***** SUPPLIED RECORDS

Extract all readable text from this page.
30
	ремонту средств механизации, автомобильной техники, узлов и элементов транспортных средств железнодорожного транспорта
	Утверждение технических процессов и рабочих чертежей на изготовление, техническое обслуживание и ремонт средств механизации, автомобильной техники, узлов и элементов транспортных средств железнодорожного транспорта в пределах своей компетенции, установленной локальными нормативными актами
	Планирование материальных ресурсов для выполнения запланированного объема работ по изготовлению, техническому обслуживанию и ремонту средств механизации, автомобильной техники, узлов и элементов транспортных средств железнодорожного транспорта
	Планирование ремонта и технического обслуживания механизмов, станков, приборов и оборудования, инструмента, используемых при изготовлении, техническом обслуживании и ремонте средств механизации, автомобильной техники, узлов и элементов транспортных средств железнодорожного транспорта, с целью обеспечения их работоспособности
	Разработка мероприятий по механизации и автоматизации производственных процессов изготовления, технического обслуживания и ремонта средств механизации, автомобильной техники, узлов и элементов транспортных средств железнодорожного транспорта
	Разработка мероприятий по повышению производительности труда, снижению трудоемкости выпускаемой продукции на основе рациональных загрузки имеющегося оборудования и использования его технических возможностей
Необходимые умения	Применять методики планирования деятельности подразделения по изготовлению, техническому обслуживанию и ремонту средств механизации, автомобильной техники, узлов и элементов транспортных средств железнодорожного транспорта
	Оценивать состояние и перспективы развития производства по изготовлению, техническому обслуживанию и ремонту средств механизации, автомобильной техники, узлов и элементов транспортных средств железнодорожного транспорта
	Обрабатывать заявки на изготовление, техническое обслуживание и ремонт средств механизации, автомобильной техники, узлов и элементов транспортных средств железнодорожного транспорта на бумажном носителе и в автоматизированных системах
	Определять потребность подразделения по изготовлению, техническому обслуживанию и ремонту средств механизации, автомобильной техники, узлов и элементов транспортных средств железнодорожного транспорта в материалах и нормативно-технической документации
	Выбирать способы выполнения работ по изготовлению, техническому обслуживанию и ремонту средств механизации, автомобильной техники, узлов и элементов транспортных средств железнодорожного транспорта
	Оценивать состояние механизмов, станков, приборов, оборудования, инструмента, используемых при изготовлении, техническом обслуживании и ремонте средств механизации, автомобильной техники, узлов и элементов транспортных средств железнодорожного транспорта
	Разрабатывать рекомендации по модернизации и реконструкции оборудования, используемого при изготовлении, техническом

**********

*EXERCISE DESCRIPTION*
List all lines holding the string "состояние".

*RIGHT ANSWER*
	Оценивать состояние и перспективы развития производства по изготовлению, техническому обслуживанию и ремонту средств механизации, автомобильной техники, узлов и элементов транспортных средств железнодорожного транспорта
	Оценивать состояние механизмов, станков, приборов, оборудования, инструмента, используемых при изготовлении, техническом обслуживании и ремонте средств механизации, автомобильной техники, узлов и элементов транспортных средств железнодорожного транспорта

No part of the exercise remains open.